MATERIAL FOR THE TASK

◆ ◆ ◆ ◆ ◆

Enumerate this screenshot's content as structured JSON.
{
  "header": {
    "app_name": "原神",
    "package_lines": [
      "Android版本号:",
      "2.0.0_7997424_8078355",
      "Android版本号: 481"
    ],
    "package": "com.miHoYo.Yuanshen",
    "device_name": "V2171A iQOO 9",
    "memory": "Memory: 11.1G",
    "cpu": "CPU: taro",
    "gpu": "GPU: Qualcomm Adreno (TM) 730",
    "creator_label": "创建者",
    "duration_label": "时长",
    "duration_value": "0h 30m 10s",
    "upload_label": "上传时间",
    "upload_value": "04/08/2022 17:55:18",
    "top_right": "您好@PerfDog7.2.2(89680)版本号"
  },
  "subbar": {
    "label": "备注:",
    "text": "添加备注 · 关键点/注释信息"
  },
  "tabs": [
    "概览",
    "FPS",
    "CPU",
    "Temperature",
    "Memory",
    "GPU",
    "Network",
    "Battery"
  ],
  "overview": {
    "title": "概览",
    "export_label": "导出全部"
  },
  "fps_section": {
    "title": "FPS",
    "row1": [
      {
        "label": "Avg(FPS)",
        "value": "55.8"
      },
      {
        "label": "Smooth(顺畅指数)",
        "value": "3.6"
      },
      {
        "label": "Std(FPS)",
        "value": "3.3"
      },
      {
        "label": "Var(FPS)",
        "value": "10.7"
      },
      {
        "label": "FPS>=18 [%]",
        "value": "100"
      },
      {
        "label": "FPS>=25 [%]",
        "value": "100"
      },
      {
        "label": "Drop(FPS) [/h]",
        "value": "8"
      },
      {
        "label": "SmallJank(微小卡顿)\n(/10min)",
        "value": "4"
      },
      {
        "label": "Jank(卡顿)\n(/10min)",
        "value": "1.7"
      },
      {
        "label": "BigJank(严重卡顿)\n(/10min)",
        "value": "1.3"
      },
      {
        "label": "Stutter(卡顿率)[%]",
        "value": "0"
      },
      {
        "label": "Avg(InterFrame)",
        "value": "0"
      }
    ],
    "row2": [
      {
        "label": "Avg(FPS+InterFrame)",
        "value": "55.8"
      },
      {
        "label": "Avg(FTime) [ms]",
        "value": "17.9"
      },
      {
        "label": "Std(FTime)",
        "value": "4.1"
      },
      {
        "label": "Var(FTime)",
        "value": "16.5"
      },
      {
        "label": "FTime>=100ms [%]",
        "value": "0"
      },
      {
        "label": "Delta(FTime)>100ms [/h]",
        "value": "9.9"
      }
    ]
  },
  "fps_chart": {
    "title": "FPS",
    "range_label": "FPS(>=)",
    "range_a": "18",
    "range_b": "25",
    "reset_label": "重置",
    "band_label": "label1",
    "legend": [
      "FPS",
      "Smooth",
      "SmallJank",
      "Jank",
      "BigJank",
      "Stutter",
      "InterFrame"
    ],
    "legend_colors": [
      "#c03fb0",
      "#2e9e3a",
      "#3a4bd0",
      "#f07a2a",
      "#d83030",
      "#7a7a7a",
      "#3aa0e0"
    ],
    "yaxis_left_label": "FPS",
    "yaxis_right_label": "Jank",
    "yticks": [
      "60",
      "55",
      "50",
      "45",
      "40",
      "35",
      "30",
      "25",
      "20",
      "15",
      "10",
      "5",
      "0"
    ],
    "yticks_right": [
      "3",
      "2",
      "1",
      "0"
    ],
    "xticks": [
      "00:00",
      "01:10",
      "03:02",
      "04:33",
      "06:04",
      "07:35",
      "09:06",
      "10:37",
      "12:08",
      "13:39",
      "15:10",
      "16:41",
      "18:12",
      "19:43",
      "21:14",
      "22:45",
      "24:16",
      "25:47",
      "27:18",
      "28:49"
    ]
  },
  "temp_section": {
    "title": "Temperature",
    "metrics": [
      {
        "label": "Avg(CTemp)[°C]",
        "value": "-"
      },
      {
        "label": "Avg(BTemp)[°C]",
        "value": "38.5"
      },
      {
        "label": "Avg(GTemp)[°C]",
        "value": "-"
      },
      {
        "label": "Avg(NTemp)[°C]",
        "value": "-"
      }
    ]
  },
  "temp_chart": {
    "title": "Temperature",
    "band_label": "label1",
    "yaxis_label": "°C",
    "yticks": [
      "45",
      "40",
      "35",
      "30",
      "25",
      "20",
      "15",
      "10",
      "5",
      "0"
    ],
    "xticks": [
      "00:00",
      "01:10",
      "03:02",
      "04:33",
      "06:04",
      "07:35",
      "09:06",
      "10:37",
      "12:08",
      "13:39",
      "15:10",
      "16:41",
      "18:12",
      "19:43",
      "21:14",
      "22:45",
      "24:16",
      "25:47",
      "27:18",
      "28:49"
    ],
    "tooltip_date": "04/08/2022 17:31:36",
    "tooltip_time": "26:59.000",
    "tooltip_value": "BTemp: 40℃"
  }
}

◆ ◆ ◆ ◆ ◆

WHAT IS EXPECTED
Scan the records for the string "InterFrame". Copy each line in which it appears.

RESULT OF THE EXERCISE
        "label": "Avg(InterFrame)",
        "label": "Avg(FPS+InterFrame)",
      "InterFrame"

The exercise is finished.